• _What the task asks_:
Collect the lines of the entries where "邓迪炫目号" shows up.
* start Provided data *
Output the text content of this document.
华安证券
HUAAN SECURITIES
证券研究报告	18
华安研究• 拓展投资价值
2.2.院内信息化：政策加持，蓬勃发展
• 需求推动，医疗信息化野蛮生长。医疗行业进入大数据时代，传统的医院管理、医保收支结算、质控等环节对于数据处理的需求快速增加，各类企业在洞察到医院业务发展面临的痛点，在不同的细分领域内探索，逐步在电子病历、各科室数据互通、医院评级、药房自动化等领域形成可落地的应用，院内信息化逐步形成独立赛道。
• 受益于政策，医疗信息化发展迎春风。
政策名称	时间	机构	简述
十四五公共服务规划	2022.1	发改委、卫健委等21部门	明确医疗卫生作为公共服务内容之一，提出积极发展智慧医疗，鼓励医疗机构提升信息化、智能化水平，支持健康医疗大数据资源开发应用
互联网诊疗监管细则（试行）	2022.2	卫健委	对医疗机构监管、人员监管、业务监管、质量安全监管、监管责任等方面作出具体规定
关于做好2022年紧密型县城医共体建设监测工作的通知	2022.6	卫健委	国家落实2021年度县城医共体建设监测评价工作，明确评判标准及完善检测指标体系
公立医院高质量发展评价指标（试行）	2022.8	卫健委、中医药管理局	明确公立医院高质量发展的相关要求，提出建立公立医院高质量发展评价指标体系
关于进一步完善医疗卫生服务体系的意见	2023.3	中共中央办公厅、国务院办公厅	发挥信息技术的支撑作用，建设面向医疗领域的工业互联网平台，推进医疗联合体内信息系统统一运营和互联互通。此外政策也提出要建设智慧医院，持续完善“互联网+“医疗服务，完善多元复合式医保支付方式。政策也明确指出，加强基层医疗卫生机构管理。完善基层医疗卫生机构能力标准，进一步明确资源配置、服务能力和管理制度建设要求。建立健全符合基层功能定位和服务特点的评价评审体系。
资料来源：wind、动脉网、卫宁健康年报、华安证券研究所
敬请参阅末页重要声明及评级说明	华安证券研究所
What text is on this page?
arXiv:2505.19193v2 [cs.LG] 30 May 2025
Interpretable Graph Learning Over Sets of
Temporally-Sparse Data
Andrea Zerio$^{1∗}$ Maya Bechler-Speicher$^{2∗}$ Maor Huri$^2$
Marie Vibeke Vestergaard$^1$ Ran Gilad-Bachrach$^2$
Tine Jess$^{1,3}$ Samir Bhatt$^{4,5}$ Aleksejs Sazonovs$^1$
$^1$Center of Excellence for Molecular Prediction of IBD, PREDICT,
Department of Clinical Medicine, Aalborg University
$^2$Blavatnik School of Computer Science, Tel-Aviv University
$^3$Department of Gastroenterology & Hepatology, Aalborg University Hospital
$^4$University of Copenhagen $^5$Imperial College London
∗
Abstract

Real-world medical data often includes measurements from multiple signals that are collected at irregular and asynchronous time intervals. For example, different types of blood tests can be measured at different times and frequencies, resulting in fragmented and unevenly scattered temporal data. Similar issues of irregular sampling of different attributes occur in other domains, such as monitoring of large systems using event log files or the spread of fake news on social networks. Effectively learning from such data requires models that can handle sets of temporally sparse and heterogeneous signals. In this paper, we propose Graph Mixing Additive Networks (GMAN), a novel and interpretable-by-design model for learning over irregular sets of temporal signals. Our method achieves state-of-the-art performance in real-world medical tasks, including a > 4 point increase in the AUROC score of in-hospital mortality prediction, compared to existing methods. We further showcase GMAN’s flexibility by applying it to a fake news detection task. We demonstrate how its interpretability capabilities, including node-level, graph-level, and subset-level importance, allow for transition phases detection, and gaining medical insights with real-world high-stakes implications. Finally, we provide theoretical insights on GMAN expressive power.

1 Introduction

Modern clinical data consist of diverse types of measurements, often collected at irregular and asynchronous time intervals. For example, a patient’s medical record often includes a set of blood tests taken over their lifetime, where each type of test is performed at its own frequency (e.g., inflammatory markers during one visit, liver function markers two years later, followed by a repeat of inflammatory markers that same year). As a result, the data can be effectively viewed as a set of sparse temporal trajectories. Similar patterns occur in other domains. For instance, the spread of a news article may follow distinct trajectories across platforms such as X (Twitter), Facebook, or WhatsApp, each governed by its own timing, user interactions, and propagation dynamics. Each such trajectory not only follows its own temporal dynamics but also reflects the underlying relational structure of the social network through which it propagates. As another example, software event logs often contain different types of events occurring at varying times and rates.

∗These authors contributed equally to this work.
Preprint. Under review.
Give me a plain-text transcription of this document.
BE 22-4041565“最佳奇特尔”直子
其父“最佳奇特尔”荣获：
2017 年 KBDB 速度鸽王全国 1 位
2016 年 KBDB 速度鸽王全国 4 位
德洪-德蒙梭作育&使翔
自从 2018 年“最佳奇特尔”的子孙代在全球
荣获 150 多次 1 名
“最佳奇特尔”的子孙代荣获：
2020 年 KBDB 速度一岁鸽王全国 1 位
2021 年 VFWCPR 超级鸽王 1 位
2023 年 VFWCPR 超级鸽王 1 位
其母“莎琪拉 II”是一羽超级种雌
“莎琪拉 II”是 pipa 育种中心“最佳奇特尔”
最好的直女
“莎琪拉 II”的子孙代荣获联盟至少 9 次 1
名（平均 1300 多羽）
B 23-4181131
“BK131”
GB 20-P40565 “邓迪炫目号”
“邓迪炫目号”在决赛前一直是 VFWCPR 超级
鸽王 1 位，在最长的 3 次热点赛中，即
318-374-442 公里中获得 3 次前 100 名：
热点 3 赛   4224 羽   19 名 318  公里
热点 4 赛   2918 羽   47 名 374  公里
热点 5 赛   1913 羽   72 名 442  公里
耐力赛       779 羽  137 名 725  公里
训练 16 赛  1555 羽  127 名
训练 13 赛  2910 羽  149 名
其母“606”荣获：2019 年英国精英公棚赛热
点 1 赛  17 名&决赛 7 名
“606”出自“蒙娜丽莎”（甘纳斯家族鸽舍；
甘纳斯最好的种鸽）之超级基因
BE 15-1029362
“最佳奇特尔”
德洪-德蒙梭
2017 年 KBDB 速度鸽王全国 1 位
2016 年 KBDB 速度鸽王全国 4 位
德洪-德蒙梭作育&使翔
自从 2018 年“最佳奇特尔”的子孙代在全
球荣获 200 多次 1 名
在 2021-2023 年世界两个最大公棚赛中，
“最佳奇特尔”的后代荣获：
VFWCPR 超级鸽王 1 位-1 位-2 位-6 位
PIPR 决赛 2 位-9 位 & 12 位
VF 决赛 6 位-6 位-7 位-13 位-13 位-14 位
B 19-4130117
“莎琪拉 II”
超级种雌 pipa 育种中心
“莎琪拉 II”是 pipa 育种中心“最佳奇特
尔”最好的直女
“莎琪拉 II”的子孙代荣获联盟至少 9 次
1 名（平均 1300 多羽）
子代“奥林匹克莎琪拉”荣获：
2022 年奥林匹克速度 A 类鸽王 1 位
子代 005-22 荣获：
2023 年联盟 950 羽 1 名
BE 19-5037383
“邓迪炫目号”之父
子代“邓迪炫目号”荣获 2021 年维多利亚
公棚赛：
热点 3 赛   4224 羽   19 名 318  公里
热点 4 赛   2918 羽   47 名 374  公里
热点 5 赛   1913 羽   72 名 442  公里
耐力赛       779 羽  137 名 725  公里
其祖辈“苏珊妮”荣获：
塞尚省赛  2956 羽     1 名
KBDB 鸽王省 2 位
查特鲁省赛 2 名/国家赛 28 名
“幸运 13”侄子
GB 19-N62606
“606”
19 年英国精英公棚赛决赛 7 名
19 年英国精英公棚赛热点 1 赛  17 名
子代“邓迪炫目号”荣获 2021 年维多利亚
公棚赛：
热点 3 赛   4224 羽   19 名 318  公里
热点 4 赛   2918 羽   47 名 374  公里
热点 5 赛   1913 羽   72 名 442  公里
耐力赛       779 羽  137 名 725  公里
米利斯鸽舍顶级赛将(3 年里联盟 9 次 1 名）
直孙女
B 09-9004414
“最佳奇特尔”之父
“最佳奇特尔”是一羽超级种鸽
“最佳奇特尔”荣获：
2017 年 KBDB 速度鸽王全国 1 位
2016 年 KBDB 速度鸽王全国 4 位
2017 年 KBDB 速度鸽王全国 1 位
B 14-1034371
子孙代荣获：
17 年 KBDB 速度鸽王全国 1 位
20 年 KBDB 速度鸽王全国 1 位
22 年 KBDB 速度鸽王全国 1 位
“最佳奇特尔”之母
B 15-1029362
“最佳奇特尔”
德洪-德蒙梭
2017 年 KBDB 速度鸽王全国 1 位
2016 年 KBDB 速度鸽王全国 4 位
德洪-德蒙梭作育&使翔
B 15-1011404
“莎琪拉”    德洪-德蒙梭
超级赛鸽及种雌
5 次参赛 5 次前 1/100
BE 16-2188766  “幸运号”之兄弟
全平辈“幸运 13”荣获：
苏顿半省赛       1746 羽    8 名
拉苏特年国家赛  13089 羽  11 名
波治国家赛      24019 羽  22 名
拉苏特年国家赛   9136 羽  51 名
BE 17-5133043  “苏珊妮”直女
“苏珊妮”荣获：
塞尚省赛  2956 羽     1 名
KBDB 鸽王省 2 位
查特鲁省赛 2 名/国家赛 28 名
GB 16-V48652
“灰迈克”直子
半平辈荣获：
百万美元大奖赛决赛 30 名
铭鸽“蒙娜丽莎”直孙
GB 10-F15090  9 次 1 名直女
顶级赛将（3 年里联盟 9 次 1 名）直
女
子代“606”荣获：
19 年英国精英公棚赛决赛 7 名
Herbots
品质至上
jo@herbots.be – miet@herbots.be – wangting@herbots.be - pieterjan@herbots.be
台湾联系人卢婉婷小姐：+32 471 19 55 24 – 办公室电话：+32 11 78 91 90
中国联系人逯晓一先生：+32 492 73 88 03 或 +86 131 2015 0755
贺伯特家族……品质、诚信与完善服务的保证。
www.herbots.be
* end Provided data *
• _Exercise output_:
GB 20-P40565 “邓迪炫目号”
“邓迪炫目号”在决赛前一直是 VFWCPR 超级
“邓迪炫目号”之父
子代“邓迪炫目号”荣获 2021 年维多利亚
子代“邓迪炫目号”荣获 2021 年维多利亚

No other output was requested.